▶ _THE PROBLEM_
Among these entries, count the lines containing the word "Average" and answer with only the number.

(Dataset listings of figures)
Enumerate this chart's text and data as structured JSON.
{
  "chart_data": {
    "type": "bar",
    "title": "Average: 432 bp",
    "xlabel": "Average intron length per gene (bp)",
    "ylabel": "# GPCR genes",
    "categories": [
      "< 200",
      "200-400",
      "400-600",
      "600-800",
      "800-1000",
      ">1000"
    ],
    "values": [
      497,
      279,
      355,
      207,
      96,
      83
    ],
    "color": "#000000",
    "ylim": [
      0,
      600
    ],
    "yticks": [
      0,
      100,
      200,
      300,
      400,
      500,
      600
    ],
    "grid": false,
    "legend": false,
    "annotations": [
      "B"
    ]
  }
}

▶ _EXERCISE RESULT_
2